Work to be completed
Can you quote the records starting with the line that contains "console-input[interactable]: Enter Console" and going on through the line that contains "crumb-all[interactable]: All [246,345,254,352]", reproducing each line exactly?

Data for the task
+ + +

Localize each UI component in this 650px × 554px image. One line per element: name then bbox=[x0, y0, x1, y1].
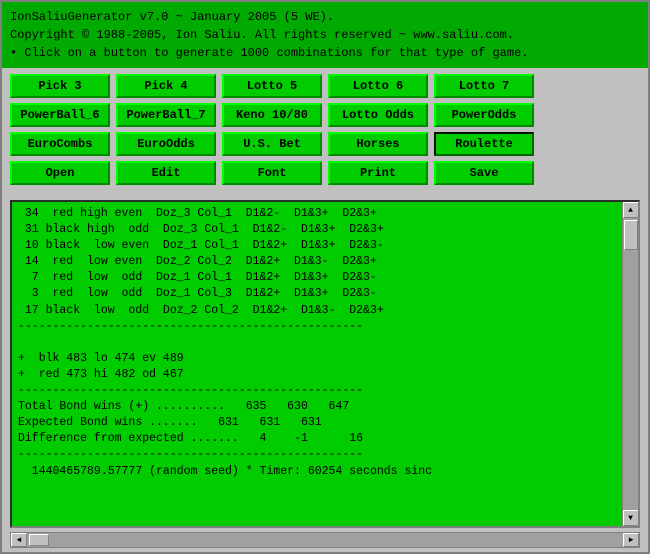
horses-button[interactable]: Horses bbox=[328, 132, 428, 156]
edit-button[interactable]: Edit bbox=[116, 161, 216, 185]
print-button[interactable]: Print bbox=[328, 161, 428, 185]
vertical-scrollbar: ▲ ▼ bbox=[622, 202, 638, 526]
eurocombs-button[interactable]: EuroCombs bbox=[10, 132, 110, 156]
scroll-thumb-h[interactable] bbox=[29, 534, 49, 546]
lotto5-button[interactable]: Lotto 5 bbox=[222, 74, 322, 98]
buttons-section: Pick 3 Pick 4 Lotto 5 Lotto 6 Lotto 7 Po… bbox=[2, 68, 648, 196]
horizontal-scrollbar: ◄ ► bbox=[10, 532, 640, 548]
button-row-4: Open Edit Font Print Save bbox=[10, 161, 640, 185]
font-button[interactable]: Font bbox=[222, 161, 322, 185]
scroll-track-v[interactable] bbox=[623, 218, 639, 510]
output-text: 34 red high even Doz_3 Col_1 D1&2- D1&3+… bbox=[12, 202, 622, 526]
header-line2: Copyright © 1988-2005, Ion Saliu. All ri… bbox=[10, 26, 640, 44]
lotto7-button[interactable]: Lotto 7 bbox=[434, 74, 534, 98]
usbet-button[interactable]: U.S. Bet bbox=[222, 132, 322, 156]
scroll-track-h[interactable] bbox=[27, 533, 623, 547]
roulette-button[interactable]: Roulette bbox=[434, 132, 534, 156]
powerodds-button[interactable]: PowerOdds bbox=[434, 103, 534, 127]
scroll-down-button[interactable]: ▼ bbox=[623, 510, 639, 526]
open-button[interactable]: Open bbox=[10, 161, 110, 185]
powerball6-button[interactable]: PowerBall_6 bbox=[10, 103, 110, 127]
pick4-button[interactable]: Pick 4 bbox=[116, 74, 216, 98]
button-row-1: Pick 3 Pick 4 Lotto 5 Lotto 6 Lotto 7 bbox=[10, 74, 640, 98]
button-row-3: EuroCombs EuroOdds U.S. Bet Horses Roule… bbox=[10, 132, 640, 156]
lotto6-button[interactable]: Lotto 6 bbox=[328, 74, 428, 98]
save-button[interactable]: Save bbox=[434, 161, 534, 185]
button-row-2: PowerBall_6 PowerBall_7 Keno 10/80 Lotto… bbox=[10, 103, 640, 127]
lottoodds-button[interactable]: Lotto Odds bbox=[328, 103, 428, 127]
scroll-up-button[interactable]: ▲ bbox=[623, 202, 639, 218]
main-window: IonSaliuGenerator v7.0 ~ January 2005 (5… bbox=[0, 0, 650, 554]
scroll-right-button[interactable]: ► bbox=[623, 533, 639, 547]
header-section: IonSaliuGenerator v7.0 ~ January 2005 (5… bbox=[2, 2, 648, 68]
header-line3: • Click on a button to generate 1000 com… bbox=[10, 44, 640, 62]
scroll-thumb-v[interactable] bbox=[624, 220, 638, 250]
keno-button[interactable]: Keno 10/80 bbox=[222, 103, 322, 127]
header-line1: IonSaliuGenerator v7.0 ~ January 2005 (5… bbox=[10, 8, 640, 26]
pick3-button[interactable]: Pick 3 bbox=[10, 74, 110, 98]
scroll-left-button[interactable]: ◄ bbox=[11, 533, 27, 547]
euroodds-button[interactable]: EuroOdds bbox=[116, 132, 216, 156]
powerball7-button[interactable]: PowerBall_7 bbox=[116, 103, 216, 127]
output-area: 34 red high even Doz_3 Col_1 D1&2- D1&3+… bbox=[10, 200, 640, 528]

+ + +

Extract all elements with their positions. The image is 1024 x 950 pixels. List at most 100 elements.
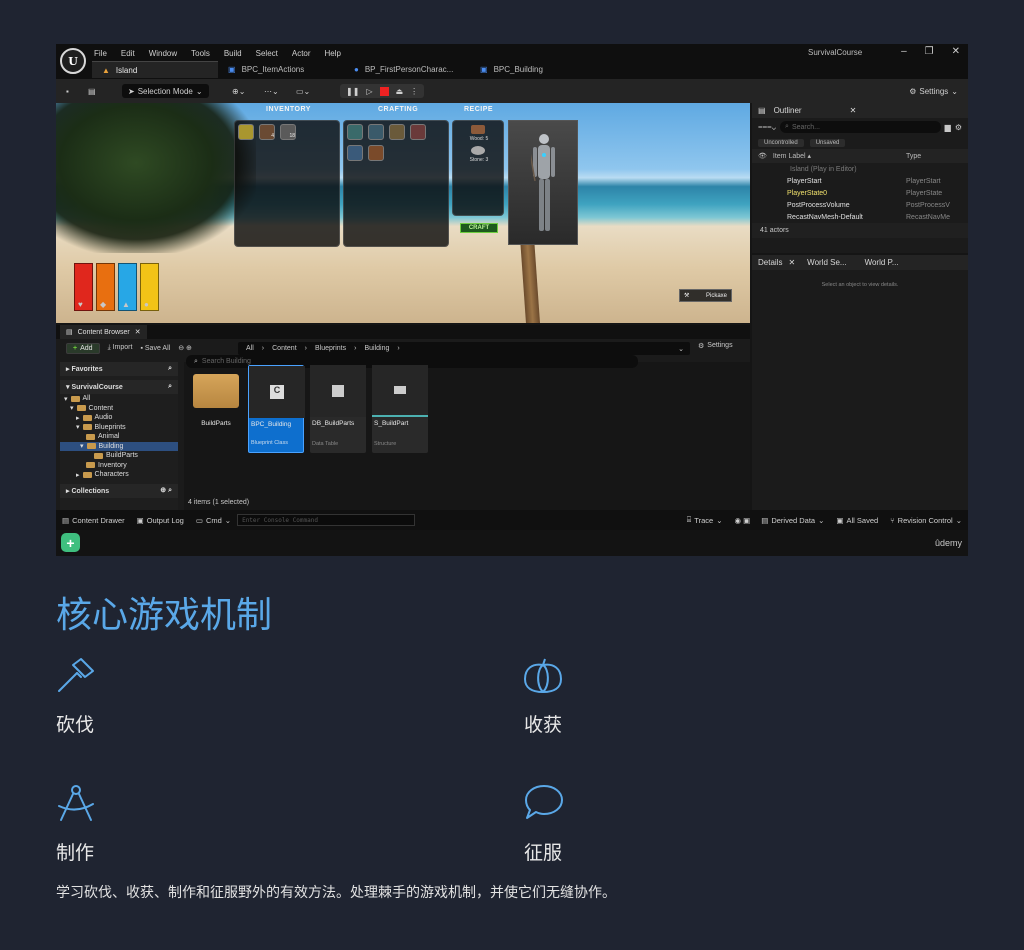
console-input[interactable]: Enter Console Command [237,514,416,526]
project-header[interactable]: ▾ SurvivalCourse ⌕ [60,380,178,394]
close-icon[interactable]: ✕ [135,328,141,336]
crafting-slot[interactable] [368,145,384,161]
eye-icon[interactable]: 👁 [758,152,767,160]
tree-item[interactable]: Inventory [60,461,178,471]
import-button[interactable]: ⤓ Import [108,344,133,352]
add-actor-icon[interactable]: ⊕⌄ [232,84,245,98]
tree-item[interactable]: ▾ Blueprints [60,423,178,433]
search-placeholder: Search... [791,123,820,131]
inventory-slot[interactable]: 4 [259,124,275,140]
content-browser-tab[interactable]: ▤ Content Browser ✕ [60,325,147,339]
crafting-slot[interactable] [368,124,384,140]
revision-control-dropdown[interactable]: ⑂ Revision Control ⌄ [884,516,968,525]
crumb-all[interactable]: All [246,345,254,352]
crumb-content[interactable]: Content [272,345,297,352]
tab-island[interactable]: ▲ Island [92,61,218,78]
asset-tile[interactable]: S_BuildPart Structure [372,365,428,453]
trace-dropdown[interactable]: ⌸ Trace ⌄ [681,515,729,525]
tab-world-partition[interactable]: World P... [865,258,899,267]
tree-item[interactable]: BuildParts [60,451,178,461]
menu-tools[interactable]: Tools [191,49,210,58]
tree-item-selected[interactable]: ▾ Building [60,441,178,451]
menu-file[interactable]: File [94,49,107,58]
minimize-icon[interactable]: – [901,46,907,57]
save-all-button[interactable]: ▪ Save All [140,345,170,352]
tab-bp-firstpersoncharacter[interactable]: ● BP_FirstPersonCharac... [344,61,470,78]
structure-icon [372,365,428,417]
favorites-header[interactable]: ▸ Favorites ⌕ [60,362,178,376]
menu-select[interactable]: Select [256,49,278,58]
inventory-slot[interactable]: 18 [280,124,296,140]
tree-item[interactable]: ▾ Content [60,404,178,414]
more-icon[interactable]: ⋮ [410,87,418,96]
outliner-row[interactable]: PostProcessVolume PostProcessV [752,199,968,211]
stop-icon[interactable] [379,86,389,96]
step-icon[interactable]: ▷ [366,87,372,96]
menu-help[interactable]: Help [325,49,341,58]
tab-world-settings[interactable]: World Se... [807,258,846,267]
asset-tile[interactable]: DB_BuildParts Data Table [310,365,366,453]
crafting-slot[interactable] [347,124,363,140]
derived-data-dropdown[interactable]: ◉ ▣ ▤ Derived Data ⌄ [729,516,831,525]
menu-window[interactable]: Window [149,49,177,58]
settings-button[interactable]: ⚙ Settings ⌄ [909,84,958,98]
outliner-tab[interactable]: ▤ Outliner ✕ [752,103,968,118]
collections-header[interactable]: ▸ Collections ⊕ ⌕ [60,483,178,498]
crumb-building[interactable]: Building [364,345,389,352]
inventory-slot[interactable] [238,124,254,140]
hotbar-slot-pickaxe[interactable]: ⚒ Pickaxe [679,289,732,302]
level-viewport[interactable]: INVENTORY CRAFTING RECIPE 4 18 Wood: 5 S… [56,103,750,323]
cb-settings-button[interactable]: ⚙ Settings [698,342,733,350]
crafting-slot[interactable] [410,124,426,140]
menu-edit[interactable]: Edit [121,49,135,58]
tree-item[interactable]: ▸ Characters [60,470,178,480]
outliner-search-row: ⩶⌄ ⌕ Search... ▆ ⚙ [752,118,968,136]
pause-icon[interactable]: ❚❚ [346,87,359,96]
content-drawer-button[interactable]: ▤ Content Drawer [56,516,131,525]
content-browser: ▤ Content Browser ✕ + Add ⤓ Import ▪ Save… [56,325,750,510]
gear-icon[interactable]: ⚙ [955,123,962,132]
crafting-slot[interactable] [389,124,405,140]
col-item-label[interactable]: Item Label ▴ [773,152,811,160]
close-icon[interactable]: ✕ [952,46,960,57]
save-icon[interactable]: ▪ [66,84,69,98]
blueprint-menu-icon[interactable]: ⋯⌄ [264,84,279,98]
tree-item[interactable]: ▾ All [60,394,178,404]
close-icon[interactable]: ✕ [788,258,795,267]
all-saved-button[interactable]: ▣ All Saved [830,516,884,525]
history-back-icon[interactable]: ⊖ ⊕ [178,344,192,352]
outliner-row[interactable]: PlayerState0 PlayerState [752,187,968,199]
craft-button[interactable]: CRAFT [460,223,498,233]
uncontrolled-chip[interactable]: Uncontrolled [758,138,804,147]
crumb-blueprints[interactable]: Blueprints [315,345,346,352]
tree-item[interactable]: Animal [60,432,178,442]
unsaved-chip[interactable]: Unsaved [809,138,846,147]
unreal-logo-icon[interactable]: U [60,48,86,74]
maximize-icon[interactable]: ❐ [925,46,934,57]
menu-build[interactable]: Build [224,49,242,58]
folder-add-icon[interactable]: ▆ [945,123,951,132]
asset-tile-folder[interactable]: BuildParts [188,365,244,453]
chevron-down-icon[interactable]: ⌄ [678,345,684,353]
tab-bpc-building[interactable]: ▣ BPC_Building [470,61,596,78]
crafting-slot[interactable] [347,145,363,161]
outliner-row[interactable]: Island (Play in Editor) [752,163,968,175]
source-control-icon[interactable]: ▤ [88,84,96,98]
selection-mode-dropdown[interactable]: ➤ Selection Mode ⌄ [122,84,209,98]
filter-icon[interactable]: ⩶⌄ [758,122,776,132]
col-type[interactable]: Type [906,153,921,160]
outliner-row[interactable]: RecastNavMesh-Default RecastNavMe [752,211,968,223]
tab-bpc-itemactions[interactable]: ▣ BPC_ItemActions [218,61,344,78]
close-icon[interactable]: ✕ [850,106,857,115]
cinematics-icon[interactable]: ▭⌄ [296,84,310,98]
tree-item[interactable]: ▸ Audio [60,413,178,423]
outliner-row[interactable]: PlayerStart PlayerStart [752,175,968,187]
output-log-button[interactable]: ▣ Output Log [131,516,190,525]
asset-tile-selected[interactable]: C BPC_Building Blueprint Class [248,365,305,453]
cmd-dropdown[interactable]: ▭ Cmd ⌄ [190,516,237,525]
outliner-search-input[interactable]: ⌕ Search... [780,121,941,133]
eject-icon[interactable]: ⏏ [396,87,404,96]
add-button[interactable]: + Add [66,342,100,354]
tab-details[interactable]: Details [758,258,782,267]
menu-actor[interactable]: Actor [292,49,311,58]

+ + +

Finished answer
console-input[interactable]: Enter Console Command [237,514,416,526]
project-header[interactable]: ▾ SurvivalCourse ⌕ [60,380,178,394]
close-icon[interactable]: ✕ [135,328,141,336]
crafting-slot[interactable] [368,145,384,161]
eye-icon[interactable]: 👁 [758,152,767,160]
tree-item[interactable]: Inventory [60,461,178,471]
import-button[interactable]: ⤓ Import [108,344,133,352]
add-actor-icon[interactable]: ⊕⌄ [232,84,245,98]
tree-item[interactable]: ▾ Blueprints [60,423,178,433]
search-placeholder: Search... [791,123,820,131]
inventory-slot[interactable]: 4 [259,124,275,140]
content-browser-tab[interactable]: ▤ Content Browser ✕ [60,325,147,339]
crafting-slot[interactable] [368,124,384,140]
revision-control-dropdown[interactable]: ⑂ Revision Control ⌄ [884,516,968,525]
crumb-all[interactable]: All [246,345,254,352]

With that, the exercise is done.